Problem statement:
Answer these questions from the Mill Neck Bay Marina meeting report below:
(a) Where did the DEC hold the public meeting?
(b) Which official attended for the Village of Bayville?
(c) Who represented Friends of the Bay as its Board President?

Text extract:
Written by Patricia Aitken, firstname.lastname@example.org Friday, 28 March 2014 00:00
The Department of Environmental Conservation (DEC) held a public meeting at the Locust Valley Library to discuss the possible remediation plans for the former Mill Neck Bay Marina property. The meeting was well attended by local residents, as well as Tara Butler Sahai of Assemblyman Chuck Lavine’s office, Mayor Doug Watson of the Village of Bayville, Nassau County Legislator Don McKenzie, representatives from the Town of Oyster Bay and local civic organizations, as well as Harvey Weisman, one of the owners of the property. Friends of the Bay was represented by Executive Director Paul D’Orsay, Board President Barry Lamb, and board member Matt Meng.

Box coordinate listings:
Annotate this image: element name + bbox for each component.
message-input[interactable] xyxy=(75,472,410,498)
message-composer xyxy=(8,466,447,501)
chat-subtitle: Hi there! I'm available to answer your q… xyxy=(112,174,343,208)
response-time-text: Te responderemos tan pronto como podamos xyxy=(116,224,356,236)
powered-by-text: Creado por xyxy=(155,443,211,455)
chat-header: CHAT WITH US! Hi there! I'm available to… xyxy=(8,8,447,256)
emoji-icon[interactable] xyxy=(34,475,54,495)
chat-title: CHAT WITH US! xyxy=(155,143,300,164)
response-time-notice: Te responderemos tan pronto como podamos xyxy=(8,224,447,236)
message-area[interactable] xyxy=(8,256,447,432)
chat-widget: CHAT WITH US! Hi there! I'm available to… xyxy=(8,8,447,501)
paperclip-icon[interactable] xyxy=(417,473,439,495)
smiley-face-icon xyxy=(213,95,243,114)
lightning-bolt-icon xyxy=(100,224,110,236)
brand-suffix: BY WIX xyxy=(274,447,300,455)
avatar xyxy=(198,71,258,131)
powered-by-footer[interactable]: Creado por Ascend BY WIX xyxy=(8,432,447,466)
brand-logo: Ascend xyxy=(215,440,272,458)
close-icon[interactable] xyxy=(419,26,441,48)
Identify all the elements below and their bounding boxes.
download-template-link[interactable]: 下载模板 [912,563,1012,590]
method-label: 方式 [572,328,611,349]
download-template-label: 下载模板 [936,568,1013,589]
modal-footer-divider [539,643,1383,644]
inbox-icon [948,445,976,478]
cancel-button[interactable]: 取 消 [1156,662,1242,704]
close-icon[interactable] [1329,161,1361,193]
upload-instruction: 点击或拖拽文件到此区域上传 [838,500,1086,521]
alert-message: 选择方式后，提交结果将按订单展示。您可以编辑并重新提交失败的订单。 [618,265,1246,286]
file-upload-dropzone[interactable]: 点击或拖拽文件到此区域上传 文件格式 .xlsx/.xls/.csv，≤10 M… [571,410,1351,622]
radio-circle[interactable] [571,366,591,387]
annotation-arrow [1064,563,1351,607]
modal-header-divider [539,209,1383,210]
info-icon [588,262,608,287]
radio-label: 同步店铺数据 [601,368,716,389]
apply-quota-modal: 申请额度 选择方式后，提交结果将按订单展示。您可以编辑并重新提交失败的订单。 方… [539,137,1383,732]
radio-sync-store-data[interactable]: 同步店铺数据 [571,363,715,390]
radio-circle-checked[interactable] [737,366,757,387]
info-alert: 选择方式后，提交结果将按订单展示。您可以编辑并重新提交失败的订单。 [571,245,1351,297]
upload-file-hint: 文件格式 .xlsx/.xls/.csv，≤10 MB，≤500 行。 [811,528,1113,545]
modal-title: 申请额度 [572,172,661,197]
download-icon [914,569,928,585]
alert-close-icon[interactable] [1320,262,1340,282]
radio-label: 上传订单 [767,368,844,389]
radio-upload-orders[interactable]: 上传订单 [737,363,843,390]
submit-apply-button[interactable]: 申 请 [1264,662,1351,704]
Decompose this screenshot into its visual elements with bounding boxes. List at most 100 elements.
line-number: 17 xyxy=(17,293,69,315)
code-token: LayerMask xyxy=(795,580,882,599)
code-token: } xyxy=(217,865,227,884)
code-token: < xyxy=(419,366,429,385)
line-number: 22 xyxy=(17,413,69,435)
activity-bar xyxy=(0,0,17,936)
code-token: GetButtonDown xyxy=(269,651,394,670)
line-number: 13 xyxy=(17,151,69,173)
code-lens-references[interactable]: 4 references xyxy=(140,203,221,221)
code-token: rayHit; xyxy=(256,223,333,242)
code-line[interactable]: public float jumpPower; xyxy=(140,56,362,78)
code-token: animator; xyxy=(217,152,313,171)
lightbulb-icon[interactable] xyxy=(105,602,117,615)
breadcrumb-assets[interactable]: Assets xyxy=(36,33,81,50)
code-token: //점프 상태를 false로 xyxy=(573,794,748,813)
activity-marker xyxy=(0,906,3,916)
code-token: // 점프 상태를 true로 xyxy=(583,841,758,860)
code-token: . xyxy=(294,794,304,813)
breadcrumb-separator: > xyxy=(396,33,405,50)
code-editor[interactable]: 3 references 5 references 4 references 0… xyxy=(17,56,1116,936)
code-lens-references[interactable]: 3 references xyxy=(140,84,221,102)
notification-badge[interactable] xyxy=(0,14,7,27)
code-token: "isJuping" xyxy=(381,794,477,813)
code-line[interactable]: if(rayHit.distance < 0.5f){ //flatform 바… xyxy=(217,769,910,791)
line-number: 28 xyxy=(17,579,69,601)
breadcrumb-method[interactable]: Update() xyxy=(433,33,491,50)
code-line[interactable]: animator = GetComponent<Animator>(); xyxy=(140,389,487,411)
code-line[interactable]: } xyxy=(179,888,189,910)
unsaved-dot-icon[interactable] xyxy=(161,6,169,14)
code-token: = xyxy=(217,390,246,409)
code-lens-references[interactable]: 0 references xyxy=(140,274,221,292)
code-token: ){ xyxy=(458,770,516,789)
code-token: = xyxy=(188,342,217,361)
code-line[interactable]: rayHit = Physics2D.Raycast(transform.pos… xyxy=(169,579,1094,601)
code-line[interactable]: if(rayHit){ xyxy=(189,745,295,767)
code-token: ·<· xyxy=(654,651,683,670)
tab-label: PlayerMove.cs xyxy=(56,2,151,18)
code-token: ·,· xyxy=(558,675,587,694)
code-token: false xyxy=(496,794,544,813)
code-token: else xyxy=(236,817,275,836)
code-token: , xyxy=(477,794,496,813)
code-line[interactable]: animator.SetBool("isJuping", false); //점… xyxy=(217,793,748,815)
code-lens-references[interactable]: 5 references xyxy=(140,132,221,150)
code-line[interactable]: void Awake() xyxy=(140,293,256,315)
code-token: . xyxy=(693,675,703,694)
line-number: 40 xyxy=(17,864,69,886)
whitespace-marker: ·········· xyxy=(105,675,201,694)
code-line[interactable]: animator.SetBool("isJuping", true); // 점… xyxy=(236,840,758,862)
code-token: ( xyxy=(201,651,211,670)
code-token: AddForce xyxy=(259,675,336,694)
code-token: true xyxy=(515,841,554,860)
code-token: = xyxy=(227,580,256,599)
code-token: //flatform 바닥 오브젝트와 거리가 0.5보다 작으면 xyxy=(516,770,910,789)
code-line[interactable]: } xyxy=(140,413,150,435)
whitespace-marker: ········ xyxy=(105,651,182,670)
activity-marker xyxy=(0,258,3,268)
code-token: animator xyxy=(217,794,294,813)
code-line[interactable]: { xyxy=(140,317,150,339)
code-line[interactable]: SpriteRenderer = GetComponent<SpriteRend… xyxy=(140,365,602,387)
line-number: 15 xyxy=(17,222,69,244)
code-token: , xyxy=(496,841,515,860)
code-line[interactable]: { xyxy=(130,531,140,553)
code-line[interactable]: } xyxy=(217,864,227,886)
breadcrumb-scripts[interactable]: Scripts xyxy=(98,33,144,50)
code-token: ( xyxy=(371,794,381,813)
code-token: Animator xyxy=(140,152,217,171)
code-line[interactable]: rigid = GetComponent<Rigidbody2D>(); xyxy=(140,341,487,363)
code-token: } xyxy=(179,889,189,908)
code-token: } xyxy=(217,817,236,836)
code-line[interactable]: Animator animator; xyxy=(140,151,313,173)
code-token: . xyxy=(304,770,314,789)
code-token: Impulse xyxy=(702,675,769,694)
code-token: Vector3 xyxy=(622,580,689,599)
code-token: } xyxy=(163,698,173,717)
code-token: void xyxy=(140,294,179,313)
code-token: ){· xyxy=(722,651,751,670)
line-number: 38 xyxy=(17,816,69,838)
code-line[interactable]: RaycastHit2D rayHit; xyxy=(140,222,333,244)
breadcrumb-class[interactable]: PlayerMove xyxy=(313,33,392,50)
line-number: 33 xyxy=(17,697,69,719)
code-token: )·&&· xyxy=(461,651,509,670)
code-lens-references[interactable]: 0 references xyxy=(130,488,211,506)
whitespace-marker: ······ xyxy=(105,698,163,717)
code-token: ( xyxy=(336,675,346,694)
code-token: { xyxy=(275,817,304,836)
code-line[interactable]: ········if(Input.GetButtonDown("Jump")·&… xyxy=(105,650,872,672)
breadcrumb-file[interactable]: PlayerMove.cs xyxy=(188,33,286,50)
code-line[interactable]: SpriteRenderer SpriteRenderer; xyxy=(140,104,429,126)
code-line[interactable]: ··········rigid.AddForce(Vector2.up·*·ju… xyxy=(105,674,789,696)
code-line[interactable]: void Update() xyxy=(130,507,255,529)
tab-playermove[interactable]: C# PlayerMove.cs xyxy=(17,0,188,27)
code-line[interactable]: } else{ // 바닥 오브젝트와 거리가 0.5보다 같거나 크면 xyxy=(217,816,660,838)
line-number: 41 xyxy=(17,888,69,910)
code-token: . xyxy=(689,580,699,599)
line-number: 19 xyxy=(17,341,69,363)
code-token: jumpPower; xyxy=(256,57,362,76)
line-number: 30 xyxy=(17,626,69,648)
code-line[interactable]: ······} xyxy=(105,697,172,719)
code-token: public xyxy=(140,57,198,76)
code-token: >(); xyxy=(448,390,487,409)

Exercise solution:
(a) At the Locust Valley Library.
(b) Mayor Doug Watson.
(c) Barry Lamb.